• INSTRUCTIONS TO FOLLOW:
Would you transcribe the listing that follows, character for character, and omit its images?
━━━ DATA ━━━
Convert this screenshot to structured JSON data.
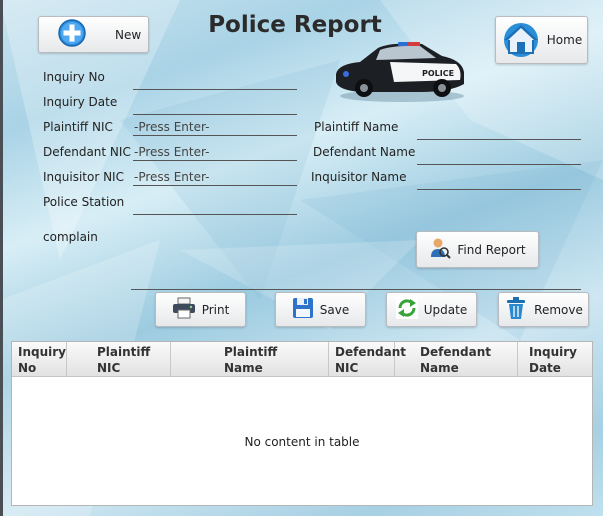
{
  "header": {
    "title": "Police Report",
    "new_label": "New",
    "home_label": "Home"
  },
  "form": {
    "inquiry_no_label": "Inquiry No",
    "inquiry_date_label": "Inquiry Date",
    "plaintiff_nic_label": "Plaintiff NIC",
    "plaintiff_nic_placeholder": "-Press Enter-",
    "defendant_nic_label": "Defendant NIC",
    "defendant_nic_placeholder": "-Press Enter-",
    "inquisitor_nic_label": "Inquisitor NIC",
    "inquisitor_nic_placeholder": "-Press Enter-",
    "police_station_label": "Police Station",
    "complain_label": "complain",
    "plaintiff_name_label": "Plaintiff Name",
    "defendant_name_label": "Defendant Name",
    "inquisitor_name_label": "Inquisitor Name",
    "find_report_label": "Find Report"
  },
  "actions": {
    "print_label": "Print",
    "save_label": "Save",
    "update_label": "Update",
    "remove_label": "Remove"
  },
  "table": {
    "columns": [
      [
        "Inquiry",
        "No"
      ],
      [
        "Plaintiff",
        "NIC"
      ],
      [
        "Plaintiff",
        "Name"
      ],
      [
        "Defendant",
        "NIC"
      ],
      [
        "Defendant",
        "Name"
      ],
      [
        "Inquiry",
        "Date"
      ]
    ],
    "empty_message": "No content in table"
  },
  "car": {
    "door_text": "POLICE"
  },
  "colors": {
    "accent_blue": "#1f8fd6",
    "field_line": "#555555"
  }
}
━━━
• RESPONSE TO THIS EXERCISE:
Convert this screenshot to structured JSON data.
{
  "header": {
    "title": "Police Report",
    "new_label": "New",
    "home_label": "Home"
  },
  "form": {
    "inquiry_no_label": "Inquiry No",
    "inquiry_date_label": "Inquiry Date",
    "plaintiff_nic_label": "Plaintiff NIC",
    "plaintiff_nic_placeholder": "-Press Enter-",
    "defendant_nic_label": "Defendant NIC",
    "defendant_nic_placeholder": "-Press Enter-",
    "inquisitor_nic_label": "Inquisitor NIC",
    "inquisitor_nic_placeholder": "-Press Enter-",
    "police_station_label": "Police Station",
    "complain_label": "complain",
    "plaintiff_name_label": "Plaintiff Name",
    "defendant_name_label": "Defendant Name",
    "inquisitor_name_label": "Inquisitor Name",
    "find_report_label": "Find Report"
  },
  "actions": {
    "print_label": "Print",
    "save_label": "Save",
    "update_label": "Update",
    "remove_label": "Remove"
  },
  "table": {
    "columns": [
      [
        "Inquiry",
        "No"
      ],
      [
        "Plaintiff",
        "NIC"
      ],
      [
        "Plaintiff",
        "Name"
      ],
      [
        "Defendant",
        "NIC"
      ],
      [
        "Defendant",
        "Name"
      ],
      [
        "Inquiry",
        "Date"
      ]
    ],
    "empty_message": "No content in table"
  },
  "car": {
    "door_text": "POLICE"
  },
  "colors": {
    "accent_blue": "#1f8fd6",
    "field_line": "#555555"
  }
}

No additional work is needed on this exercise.